## [OBJECTIVE]
Restate every entry word for word.

## [Structured figure records]
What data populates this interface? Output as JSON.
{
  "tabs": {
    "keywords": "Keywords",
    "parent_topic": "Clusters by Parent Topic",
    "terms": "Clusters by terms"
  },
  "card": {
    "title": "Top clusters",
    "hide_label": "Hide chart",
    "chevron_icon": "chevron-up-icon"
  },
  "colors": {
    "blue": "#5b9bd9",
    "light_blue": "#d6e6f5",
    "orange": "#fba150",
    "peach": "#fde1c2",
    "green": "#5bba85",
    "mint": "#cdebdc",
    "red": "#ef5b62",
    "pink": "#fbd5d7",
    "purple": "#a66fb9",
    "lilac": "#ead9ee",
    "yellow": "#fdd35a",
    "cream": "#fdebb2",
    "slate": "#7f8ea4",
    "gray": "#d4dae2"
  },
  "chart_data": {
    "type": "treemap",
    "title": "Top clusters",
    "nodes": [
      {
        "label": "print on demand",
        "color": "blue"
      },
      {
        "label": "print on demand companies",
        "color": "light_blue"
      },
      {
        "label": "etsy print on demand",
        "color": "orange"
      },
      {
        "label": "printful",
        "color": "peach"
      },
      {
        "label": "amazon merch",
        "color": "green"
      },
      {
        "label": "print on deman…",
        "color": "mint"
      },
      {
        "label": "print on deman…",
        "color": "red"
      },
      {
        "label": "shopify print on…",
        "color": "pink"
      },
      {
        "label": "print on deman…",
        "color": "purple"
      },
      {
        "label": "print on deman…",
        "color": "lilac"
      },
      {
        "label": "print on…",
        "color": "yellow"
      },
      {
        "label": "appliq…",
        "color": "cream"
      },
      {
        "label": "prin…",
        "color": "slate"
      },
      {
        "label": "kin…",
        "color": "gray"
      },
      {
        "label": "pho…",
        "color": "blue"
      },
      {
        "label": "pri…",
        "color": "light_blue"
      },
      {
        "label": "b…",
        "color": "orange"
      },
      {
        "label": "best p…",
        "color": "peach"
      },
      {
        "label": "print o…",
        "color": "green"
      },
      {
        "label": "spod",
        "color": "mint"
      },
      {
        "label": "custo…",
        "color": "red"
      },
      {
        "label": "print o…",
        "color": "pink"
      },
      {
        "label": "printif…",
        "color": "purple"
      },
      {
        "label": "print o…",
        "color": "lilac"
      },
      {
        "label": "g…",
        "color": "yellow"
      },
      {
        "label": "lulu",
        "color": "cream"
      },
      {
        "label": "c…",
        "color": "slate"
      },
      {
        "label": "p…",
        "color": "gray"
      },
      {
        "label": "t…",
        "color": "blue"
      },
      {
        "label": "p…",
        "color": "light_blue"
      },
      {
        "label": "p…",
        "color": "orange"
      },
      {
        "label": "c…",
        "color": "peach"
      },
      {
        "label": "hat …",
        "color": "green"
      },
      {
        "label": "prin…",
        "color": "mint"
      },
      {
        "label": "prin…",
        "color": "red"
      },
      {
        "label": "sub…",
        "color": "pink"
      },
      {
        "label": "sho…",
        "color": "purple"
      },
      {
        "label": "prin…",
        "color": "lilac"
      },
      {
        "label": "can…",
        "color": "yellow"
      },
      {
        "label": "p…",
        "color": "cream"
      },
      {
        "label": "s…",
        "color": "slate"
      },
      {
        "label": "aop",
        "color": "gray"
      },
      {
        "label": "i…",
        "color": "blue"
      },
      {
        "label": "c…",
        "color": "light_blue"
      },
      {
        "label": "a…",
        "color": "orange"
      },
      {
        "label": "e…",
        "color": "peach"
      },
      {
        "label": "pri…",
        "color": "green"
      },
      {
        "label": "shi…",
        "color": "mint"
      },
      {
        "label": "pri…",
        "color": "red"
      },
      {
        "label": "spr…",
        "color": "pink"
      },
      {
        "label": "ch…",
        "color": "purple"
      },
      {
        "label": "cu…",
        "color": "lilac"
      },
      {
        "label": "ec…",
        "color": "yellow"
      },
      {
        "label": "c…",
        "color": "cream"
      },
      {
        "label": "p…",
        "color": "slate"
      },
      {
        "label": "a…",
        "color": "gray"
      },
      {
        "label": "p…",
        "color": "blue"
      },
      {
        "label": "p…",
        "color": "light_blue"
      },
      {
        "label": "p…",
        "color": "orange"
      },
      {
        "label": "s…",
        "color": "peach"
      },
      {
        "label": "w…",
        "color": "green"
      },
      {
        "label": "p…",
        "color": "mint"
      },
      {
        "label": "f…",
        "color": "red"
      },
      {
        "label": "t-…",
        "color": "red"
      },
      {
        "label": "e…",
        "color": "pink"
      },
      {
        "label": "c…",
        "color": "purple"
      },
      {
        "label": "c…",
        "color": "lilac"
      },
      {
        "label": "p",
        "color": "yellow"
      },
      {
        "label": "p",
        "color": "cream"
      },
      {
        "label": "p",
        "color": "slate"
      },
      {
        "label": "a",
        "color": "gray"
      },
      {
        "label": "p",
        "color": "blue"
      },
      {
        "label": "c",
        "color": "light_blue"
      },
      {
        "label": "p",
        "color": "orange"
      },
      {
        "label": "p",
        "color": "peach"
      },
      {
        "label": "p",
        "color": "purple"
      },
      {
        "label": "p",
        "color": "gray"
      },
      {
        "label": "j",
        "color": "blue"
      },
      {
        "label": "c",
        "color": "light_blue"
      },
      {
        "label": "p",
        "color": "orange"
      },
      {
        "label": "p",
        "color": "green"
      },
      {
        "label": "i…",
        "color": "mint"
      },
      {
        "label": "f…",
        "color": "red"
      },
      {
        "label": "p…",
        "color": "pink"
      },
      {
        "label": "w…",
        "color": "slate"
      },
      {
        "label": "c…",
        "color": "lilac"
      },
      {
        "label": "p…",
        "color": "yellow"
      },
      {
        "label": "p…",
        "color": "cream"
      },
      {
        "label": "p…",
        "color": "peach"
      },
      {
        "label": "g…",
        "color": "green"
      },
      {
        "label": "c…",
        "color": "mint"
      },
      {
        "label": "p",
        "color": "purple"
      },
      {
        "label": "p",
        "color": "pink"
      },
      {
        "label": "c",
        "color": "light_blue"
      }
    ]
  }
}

## [EXERCISE ANSWER]
What data populates this interface? Output as JSON.
{
  "tabs": {
    "keywords": "Keywords",
    "parent_topic": "Clusters by Parent Topic",
    "terms": "Clusters by terms"
  },
  "card": {
    "title": "Top clusters",
    "hide_label": "Hide chart",
    "chevron_icon": "chevron-up-icon"
  },
  "colors": {
    "blue": "#5b9bd9",
    "light_blue": "#d6e6f5",
    "orange": "#fba150",
    "peach": "#fde1c2",
    "green": "#5bba85",
    "mint": "#cdebdc",
    "red": "#ef5b62",
    "pink": "#fbd5d7",
    "purple": "#a66fb9",
    "lilac": "#ead9ee",
    "yellow": "#fdd35a",
    "cream": "#fdebb2",
    "slate": "#7f8ea4",
    "gray": "#d4dae2"
  },
  "chart_data": {
    "type": "treemap",
    "title": "Top clusters",
    "nodes": [
      {
        "label": "print on demand",
        "color": "blue"
      },
      {
        "label": "print on demand companies",
        "color": "light_blue"
      },
      {
        "label": "etsy print on demand",
        "color": "orange"
      },
      {
        "label": "printful",
        "color": "peach"
      },
      {
        "label": "amazon merch",
        "color": "green"
      },
      {
        "label": "print on deman…",
        "color": "mint"
      },
      {
        "label": "print on deman…",
        "color": "red"
      },
      {
        "label": "shopify print on…",
        "color": "pink"
      },
      {
        "label": "print on deman…",
        "color": "purple"
      },
      {
        "label": "print on deman…",
        "color": "lilac"
      },
      {
        "label": "print on…",
        "color": "yellow"
      },
      {
        "label": "appliq…",
        "color": "cream"
      },
      {
        "label": "prin…",
        "color": "slate"
      },
      {
        "label": "kin…",
        "color": "gray"
      },
      {
        "label": "pho…",
        "color": "blue"
      },
      {
        "label": "pri…",
        "color": "light_blue"
      },
      {
        "label": "b…",
        "color": "orange"
      },
      {
        "label": "best p…",
        "color": "peach"
      },
      {
        "label": "print o…",
        "color": "green"
      },
      {
        "label": "spod",
        "color": "mint"
      },
      {
        "label": "custo…",
        "color": "red"
      },
      {
        "label": "print o…",
        "color": "pink"
      },
      {
        "label": "printif…",
        "color": "purple"
      },
      {
        "label": "print o…",
        "color": "lilac"
      },
      {
        "label": "g…",
        "color": "yellow"
      },
      {
        "label": "lulu",
        "color": "cream"
      },
      {
        "label": "c…",
        "color": "slate"
      },
      {
        "label": "p…",
        "color": "gray"
      },
      {
        "label": "t…",
        "color": "blue"
      },
      {
        "label": "p…",
        "color": "light_blue"
      },
      {
        "label": "p…",
        "color": "orange"
      },
      {
        "label": "c…",
        "color": "peach"
      },
      {
        "label": "hat …",
        "color": "green"
      },
      {
        "label": "prin…",
        "color": "mint"
      },
      {
        "label": "prin…",
        "color": "red"
      },
      {
        "label": "sub…",
        "color": "pink"
      },
      {
        "label": "sho…",
        "color": "purple"
      },
      {
        "label": "prin…",
        "color": "lilac"
      },
      {
        "label": "can…",
        "color": "yellow"
      },
      {
        "label": "p…",
        "color": "cream"
      },
      {
        "label": "s…",
        "color": "slate"
      },
      {
        "label": "aop",
        "color": "gray"
      },
      {
        "label": "i…",
        "color": "blue"
      },
      {
        "label": "c…",
        "color": "light_blue"
      },
      {
        "label": "a…",
        "color": "orange"
      },
      {
        "label": "e…",
        "color": "peach"
      },
      {
        "label": "pri…",
        "color": "green"
      },
      {
        "label": "shi…",
        "color": "mint"
      },
      {
        "label": "pri…",
        "color": "red"
      },
      {
        "label": "spr…",
        "color": "pink"
      },
      {
        "label": "ch…",
        "color": "purple"
      },
      {
        "label": "cu…",
        "color": "lilac"
      },
      {
        "label": "ec…",
        "color": "yellow"
      },
      {
        "label": "c…",
        "color": "cream"
      },
      {
        "label": "p…",
        "color": "slate"
      },
      {
        "label": "a…",
        "color": "gray"
      },
      {
        "label": "p…",
        "color": "blue"
      },
      {
        "label": "p…",
        "color": "light_blue"
      },
      {
        "label": "p…",
        "color": "orange"
      },
      {
        "label": "s…",
        "color": "peach"
      },
      {
        "label": "w…",
        "color": "green"
      },
      {
        "label": "p…",
        "color": "mint"
      },
      {
        "label": "f…",
        "color": "red"
      },
      {
        "label": "t-…",
        "color": "red"
      },
      {
        "label": "e…",
        "color": "pink"
      },
      {
        "label": "c…",
        "color": "purple"
      },
      {
        "label": "c…",
        "color": "lilac"
      },
      {
        "label": "p",
        "color": "yellow"
      },
      {
        "label": "p",
        "color": "cream"
      },
      {
        "label": "p",
        "color": "slate"
      },
      {
        "label": "a",
        "color": "gray"
      },
      {
        "label": "p",
        "color": "blue"
      },
      {
        "label": "c",
        "color": "light_blue"
      },
      {
        "label": "p",
        "color": "orange"
      },
      {
        "label": "p",
        "color": "peach"
      },
      {
        "label": "p",
        "color": "purple"
      },
      {
        "label": "p",
        "color": "gray"
      },
      {
        "label": "j",
        "color": "blue"
      },
      {
        "label": "c",
        "color": "light_blue"
      },
      {
        "label": "p",
        "color": "orange"
      },
      {
        "label": "p",
        "color": "green"
      },
      {
        "label": "i…",
        "color": "mint"
      },
      {
        "label": "f…",
        "color": "red"
      },
      {
        "label": "p…",
        "color": "pink"
      },
      {
        "label": "w…",
        "color": "slate"
      },
      {
        "label": "c…",
        "color": "lilac"
      },
      {
        "label": "p…",
        "color": "yellow"
      },
      {
        "label": "p…",
        "color": "cream"
      },
      {
        "label": "p…",
        "color": "peach"
      },
      {
        "label": "g…",
        "color": "green"
      },
      {
        "label": "c…",
        "color": "mint"
      },
      {
        "label": "p",
        "color": "purple"
      },
      {
        "label": "p",
        "color": "pink"
      },
      {
        "label": "c",
        "color": "light_blue"
      }
    ]
  }
}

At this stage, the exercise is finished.